Start of Source data

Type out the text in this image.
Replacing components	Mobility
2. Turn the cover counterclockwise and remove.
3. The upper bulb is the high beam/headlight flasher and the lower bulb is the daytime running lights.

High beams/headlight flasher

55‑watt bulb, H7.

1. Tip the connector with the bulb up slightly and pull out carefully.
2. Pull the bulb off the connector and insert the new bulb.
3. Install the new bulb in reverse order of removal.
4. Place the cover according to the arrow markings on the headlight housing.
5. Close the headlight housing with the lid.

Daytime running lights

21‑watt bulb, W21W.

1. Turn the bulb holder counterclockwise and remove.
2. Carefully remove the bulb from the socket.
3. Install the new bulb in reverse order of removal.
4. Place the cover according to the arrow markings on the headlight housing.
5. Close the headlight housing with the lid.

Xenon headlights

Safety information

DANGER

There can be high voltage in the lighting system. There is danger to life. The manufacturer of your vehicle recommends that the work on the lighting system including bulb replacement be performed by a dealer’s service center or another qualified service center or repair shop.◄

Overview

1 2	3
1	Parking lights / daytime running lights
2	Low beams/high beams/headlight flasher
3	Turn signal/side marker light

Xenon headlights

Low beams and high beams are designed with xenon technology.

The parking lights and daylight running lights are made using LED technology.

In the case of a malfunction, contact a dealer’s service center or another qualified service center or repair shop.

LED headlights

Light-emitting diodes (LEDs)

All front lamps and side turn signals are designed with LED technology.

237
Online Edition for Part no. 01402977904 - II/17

End of Source data
Start of Source data

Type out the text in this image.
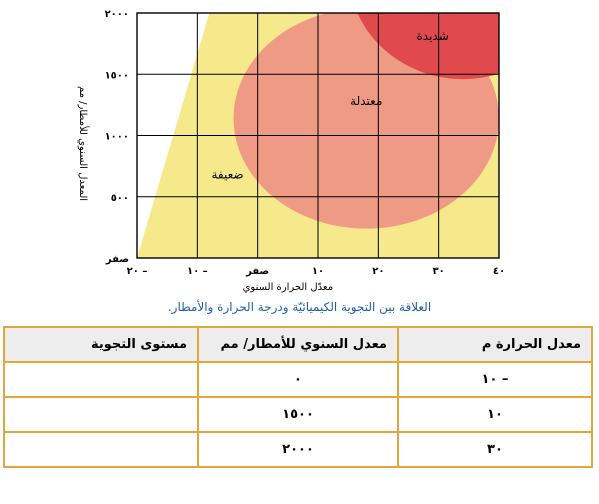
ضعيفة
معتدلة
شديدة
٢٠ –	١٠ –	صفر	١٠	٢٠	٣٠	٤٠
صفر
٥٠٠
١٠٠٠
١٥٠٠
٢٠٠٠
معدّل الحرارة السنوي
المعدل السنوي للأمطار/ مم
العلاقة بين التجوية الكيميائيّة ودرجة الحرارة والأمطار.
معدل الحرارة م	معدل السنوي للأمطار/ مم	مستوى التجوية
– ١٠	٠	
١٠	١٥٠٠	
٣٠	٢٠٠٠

End of Source data

Show the lines where the word "counterclockwise" appears in the entries.

Solution to the exercise:
2. Turn the cover counterclockwise and remove.
1. Turn the bulb holder counterclockwise and remove.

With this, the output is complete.